GIVEN TASK » Reproduce the listing below, changing each "contour-streak" to "contour-band" and leaving everything else unchanged.

-------- RECORDS TO USE

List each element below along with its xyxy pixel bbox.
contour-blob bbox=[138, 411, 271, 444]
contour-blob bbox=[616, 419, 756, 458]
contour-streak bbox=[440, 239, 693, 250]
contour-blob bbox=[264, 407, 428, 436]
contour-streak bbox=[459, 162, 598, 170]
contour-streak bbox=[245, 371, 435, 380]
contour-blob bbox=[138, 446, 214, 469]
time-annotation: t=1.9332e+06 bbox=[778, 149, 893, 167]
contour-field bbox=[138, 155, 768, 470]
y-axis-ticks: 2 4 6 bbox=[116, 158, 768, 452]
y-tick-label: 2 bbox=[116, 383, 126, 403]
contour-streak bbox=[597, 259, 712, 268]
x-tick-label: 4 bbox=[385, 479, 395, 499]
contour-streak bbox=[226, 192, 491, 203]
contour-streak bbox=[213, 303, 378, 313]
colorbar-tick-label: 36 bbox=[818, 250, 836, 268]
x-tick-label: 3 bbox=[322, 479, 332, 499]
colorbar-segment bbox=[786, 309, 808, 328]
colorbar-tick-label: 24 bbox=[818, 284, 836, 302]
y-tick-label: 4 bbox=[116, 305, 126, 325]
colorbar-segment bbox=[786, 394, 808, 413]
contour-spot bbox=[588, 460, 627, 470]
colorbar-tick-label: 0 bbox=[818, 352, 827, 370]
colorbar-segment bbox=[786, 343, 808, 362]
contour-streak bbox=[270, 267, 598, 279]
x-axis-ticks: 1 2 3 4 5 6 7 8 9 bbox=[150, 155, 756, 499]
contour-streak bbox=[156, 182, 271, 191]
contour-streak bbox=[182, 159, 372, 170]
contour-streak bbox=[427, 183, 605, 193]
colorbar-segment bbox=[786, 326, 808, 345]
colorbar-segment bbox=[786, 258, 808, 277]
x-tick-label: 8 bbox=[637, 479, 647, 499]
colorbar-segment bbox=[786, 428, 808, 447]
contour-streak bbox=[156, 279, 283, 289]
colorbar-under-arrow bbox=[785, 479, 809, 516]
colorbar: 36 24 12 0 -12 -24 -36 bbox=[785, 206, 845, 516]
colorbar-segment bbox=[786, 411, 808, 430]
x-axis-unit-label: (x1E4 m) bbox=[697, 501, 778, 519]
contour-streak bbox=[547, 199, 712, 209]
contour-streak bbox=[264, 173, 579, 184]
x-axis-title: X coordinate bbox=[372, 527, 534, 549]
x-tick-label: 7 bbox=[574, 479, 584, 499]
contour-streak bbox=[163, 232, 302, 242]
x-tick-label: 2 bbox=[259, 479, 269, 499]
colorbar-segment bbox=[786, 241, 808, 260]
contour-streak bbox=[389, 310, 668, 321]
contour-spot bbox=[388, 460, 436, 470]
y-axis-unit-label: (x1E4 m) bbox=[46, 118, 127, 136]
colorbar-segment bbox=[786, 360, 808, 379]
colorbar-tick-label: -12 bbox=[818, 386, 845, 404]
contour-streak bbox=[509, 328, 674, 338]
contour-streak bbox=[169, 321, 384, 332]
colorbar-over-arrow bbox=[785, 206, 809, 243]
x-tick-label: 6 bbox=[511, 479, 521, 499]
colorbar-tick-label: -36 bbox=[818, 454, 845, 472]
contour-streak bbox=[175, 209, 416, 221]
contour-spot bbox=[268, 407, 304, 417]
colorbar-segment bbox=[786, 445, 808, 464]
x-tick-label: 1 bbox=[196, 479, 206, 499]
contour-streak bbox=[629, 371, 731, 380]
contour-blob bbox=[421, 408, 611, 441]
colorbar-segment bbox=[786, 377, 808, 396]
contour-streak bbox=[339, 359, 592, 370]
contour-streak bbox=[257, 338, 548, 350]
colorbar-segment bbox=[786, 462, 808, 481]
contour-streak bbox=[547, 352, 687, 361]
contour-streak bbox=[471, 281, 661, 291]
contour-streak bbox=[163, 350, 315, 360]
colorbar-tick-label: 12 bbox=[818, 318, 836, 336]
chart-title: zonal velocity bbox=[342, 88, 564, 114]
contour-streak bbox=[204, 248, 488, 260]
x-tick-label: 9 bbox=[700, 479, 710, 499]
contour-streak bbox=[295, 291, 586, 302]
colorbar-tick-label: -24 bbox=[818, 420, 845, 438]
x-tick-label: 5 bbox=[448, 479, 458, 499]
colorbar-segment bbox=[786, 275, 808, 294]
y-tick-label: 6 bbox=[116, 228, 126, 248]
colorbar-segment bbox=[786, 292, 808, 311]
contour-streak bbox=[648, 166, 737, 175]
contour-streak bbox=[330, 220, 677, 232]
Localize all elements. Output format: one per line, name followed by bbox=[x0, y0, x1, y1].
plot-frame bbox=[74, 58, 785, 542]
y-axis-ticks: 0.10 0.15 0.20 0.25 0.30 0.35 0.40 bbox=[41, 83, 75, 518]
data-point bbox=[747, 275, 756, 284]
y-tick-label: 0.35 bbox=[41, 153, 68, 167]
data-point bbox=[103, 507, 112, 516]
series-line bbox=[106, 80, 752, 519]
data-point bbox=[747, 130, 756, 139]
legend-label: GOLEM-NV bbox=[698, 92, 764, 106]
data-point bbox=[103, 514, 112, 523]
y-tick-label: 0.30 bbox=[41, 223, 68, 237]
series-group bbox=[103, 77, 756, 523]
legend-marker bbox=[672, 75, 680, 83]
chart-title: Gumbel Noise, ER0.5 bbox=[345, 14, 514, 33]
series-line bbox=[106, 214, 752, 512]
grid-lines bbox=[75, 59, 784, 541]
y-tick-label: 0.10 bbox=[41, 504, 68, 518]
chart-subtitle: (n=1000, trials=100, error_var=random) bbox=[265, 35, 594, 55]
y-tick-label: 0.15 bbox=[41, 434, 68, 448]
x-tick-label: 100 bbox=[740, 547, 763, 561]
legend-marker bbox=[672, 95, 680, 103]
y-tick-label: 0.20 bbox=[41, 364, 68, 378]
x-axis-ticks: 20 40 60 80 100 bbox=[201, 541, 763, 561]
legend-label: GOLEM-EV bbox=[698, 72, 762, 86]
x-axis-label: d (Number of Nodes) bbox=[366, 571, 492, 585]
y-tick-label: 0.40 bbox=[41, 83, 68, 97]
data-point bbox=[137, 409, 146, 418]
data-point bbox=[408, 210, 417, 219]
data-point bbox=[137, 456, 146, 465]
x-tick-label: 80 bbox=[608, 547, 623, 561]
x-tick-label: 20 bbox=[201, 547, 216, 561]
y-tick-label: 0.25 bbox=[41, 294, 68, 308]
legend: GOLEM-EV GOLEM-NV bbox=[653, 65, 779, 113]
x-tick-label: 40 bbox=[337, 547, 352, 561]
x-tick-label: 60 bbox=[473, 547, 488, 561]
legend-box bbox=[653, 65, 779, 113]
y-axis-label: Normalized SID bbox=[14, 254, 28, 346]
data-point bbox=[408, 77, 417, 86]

----------------

ANSWER TO THE PROBLEM »
List each element below along with its xyxy pixel bbox.
contour-blob bbox=[138, 411, 271, 444]
contour-blob bbox=[616, 419, 756, 458]
contour-band bbox=[440, 239, 693, 250]
contour-blob bbox=[264, 407, 428, 436]
contour-band bbox=[459, 162, 598, 170]
contour-band bbox=[245, 371, 435, 380]
contour-blob bbox=[138, 446, 214, 469]
time-annotation: t=1.9332e+06 bbox=[778, 149, 893, 167]
contour-field bbox=[138, 155, 768, 470]
y-axis-ticks: 2 4 6 bbox=[116, 158, 768, 452]
y-tick-label: 2 bbox=[116, 383, 126, 403]
contour-band bbox=[597, 259, 712, 268]
x-tick-label: 4 bbox=[385, 479, 395, 499]
contour-band bbox=[226, 192, 491, 203]
contour-band bbox=[213, 303, 378, 313]
colorbar-tick-label: 36 bbox=[818, 250, 836, 268]
x-tick-label: 3 bbox=[322, 479, 332, 499]
colorbar-segment bbox=[786, 309, 808, 328]
colorbar-tick-label: 24 bbox=[818, 284, 836, 302]
y-tick-label: 4 bbox=[116, 305, 126, 325]
colorbar-segment bbox=[786, 394, 808, 413]
contour-spot bbox=[588, 460, 627, 470]
colorbar-tick-label: 0 bbox=[818, 352, 827, 370]
colorbar-segment bbox=[786, 343, 808, 362]
contour-band bbox=[270, 267, 598, 279]
x-axis-ticks: 1 2 3 4 5 6 7 8 9 bbox=[150, 155, 756, 499]
contour-band bbox=[156, 182, 271, 191]
contour-band bbox=[182, 159, 372, 170]
contour-band bbox=[427, 183, 605, 193]
colorbar-segment bbox=[786, 326, 808, 345]
colorbar-segment bbox=[786, 258, 808, 277]
x-tick-label: 8 bbox=[637, 479, 647, 499]
colorbar-segment bbox=[786, 428, 808, 447]
contour-band bbox=[156, 279, 283, 289]
colorbar-under-arrow bbox=[785, 479, 809, 516]
colorbar: 36 24 12 0 -12 -24 -36 bbox=[785, 206, 845, 516]
colorbar-segment bbox=[786, 411, 808, 430]
x-axis-unit-label: (x1E4 m) bbox=[697, 501, 778, 519]
contour-band bbox=[547, 199, 712, 209]
contour-band bbox=[264, 173, 579, 184]
x-axis-title: X coordinate bbox=[372, 527, 534, 549]
x-tick-label: 7 bbox=[574, 479, 584, 499]
contour-band bbox=[163, 232, 302, 242]
x-tick-label: 2 bbox=[259, 479, 269, 499]
colorbar-segment bbox=[786, 241, 808, 260]
contour-band bbox=[389, 310, 668, 321]
contour-spot bbox=[388, 460, 436, 470]
y-axis-unit-label: (x1E4 m) bbox=[46, 118, 127, 136]
colorbar-segment bbox=[786, 360, 808, 379]
colorbar-tick-label: -12 bbox=[818, 386, 845, 404]
contour-band bbox=[509, 328, 674, 338]
contour-band bbox=[169, 321, 384, 332]
colorbar-over-arrow bbox=[785, 206, 809, 243]
x-tick-label: 6 bbox=[511, 479, 521, 499]
colorbar-tick-label: -36 bbox=[818, 454, 845, 472]
contour-band bbox=[175, 209, 416, 221]
contour-spot bbox=[268, 407, 304, 417]
colorbar-segment bbox=[786, 445, 808, 464]
x-tick-label: 1 bbox=[196, 479, 206, 499]
contour-band bbox=[629, 371, 731, 380]
contour-blob bbox=[421, 408, 611, 441]
colorbar-segment bbox=[786, 377, 808, 396]
contour-band bbox=[339, 359, 592, 370]
contour-band bbox=[257, 338, 548, 350]
colorbar-segment bbox=[786, 462, 808, 481]
contour-band bbox=[547, 352, 687, 361]
contour-band bbox=[471, 281, 661, 291]
contour-band bbox=[163, 350, 315, 360]
colorbar-tick-label: 12 bbox=[818, 318, 836, 336]
chart-title: zonal velocity bbox=[342, 88, 564, 114]
contour-band bbox=[204, 248, 488, 260]
x-tick-label: 9 bbox=[700, 479, 710, 499]
contour-band bbox=[295, 291, 586, 302]
colorbar-tick-label: -24 bbox=[818, 420, 845, 438]
x-tick-label: 5 bbox=[448, 479, 458, 499]
colorbar-segment bbox=[786, 275, 808, 294]
y-tick-label: 6 bbox=[116, 228, 126, 248]
colorbar-segment bbox=[786, 292, 808, 311]
contour-band bbox=[648, 166, 737, 175]
contour-band bbox=[330, 220, 677, 232]
Localize all elements. Output format: one per line, name followed by bbox=[x0, y0, x1, y1].
plot-frame bbox=[74, 58, 785, 542]
y-axis-ticks: 0.10 0.15 0.20 0.25 0.30 0.35 0.40 bbox=[41, 83, 75, 518]
data-point bbox=[747, 275, 756, 284]
y-tick-label: 0.35 bbox=[41, 153, 68, 167]
data-point bbox=[103, 507, 112, 516]
series-line bbox=[106, 80, 752, 519]
data-point bbox=[747, 130, 756, 139]
legend-label: GOLEM-NV bbox=[698, 92, 764, 106]
data-point bbox=[103, 514, 112, 523]
y-tick-label: 0.30 bbox=[41, 223, 68, 237]
series-group bbox=[103, 77, 756, 523]
legend-marker bbox=[672, 75, 680, 83]
chart-title: Gumbel Noise, ER0.5 bbox=[345, 14, 514, 33]
series-line bbox=[106, 214, 752, 512]
grid-lines bbox=[75, 59, 784, 541]
y-tick-label: 0.10 bbox=[41, 504, 68, 518]
chart-subtitle: (n=1000, trials=100, error_var=random) bbox=[265, 35, 594, 55]
y-tick-label: 0.15 bbox=[41, 434, 68, 448]
x-tick-label: 100 bbox=[740, 547, 763, 561]
legend-marker bbox=[672, 95, 680, 103]
y-tick-label: 0.20 bbox=[41, 364, 68, 378]
x-axis-ticks: 20 40 60 80 100 bbox=[201, 541, 763, 561]
legend-label: GOLEM-EV bbox=[698, 72, 762, 86]
x-axis-label: d (Number of Nodes) bbox=[366, 571, 492, 585]
y-tick-label: 0.40 bbox=[41, 83, 68, 97]
data-point bbox=[137, 409, 146, 418]
data-point bbox=[408, 210, 417, 219]
data-point bbox=[137, 456, 146, 465]
x-tick-label: 80 bbox=[608, 547, 623, 561]
x-tick-label: 20 bbox=[201, 547, 216, 561]
y-tick-label: 0.25 bbox=[41, 294, 68, 308]
legend: GOLEM-EV GOLEM-NV bbox=[653, 65, 779, 113]
x-tick-label: 40 bbox=[337, 547, 352, 561]
x-tick-label: 60 bbox=[473, 547, 488, 561]
legend-box bbox=[653, 65, 779, 113]
y-axis-label: Normalized SID bbox=[14, 254, 28, 346]
data-point bbox=[408, 77, 417, 86]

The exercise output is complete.